Source text:
Scared

I had my surgery 2 weeks ago tomorrow. I feel like I’m regressing. I’m gojng for my first wound check with the surgeon today and I’m so glad but scared too as the skin under the clear sticky parts of the dressing look really sore and red, almost burned look. So I’m scared about them getting it all off without any pain. I’m also feeling down about the slowness of my recovery as I still feel uber bruised. Is this all normal?? I’m having bra issues as I’m left with one K cup boob and my new smaller D sized boob. Do you all spend your time scared and worried? I feel like I’m getting worse! 

Hi Karen

I’m so sorry you’re feeling like this. Your post brought back some memories. I took the diagnosis on the chin, even as it got worse week by week, but I went to pieces come the actual surgery. I felt such a wimp but in fact, for many of us, this is normal (and you have to factor in an underlying fear about what next). Like you I was very wary of having the dressing removed and what was there as my dressing looked a brown mess but my fears were groundless, it was healing nicely and the stitches were behaving as they should (I also had a full axillary clearance along with my mastectomy so I had a drain to be removed too - weird feeling but not a pain). But I felt so old and feeble!

Breast care nurses are used to every reaction under the sun so just tell them that you’re anxious. They’ll help. One thing I would advise is to look at your wound in their presence so you can ask if you aren’t sure about anything. You will need too to address the imbalance. You may be offered a softy to augment your smaller breast. Later you’ll have to decide on a permanent solution, whether it’s a prosthesis or more surgery - it depends on the rest of your treatment and how you feel about it all. Meantime, I’d advise comfort bras which you can buy from Asda, M&S etc or, if you’re already familiar with them, sports bras. You need firm support but no friction. I went for Under Armour as they were nice and tight, which is what I needed.

Insensitive though it is considering you have had part of your breast removed, you may have to play around with your softy, pull out and readjust the stuffing till you get the shape you need. (You might want to consider the free knitted knockers which are much softer and easier to reshape - knittedknockersuk.com/request-knockers)

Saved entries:
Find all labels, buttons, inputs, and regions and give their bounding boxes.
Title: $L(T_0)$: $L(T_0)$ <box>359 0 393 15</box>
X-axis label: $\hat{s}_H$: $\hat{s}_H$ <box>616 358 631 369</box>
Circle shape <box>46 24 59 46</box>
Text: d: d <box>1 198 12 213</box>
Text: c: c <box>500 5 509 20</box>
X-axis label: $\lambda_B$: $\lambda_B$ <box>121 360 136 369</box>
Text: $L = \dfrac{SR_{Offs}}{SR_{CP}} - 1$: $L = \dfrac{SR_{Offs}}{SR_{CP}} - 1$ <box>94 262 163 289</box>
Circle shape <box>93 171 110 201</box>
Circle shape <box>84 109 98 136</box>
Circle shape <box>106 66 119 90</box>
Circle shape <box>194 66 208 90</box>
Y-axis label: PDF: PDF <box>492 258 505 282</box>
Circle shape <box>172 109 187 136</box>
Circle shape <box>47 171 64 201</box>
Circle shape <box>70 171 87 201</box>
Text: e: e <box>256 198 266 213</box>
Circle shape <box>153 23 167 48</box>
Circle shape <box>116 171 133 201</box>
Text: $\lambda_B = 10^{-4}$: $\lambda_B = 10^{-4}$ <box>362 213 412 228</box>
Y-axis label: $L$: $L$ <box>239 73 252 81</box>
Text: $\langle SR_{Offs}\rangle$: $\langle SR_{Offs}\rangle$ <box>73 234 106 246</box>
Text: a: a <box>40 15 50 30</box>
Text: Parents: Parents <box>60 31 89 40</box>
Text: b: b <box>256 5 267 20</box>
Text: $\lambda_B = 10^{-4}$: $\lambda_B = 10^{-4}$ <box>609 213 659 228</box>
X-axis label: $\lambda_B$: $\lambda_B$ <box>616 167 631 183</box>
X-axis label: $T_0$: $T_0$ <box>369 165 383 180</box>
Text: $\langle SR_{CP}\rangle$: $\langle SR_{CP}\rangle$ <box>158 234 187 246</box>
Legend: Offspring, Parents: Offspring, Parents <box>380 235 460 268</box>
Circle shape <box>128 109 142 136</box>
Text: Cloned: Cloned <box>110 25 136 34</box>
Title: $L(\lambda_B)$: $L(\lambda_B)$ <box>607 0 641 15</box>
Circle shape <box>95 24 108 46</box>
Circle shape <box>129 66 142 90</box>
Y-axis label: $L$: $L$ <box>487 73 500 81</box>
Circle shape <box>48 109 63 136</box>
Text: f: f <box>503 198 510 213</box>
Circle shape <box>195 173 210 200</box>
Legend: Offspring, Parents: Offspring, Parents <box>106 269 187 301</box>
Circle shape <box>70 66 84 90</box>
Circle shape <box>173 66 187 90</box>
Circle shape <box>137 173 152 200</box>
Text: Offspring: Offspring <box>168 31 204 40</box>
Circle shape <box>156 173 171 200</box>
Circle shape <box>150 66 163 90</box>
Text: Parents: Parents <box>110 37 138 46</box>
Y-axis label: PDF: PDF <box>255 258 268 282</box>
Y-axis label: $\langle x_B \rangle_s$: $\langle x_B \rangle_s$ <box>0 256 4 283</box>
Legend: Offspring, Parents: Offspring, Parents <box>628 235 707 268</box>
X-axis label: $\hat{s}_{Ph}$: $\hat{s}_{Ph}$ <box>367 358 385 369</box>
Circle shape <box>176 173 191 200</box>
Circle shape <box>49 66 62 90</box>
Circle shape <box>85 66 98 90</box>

Work to complete:
A: In the forum thread, list each option the reply gives for addressing the imbalance between the breasts.
B: According to the forum thread, which brand did the person replying go for?
The rows play no part in what comes next.

Solutions to the exercise:
A: A softy to augment the smaller breast, a prosthesis, more surgery, and free knitted knockers.

B: Under Armour.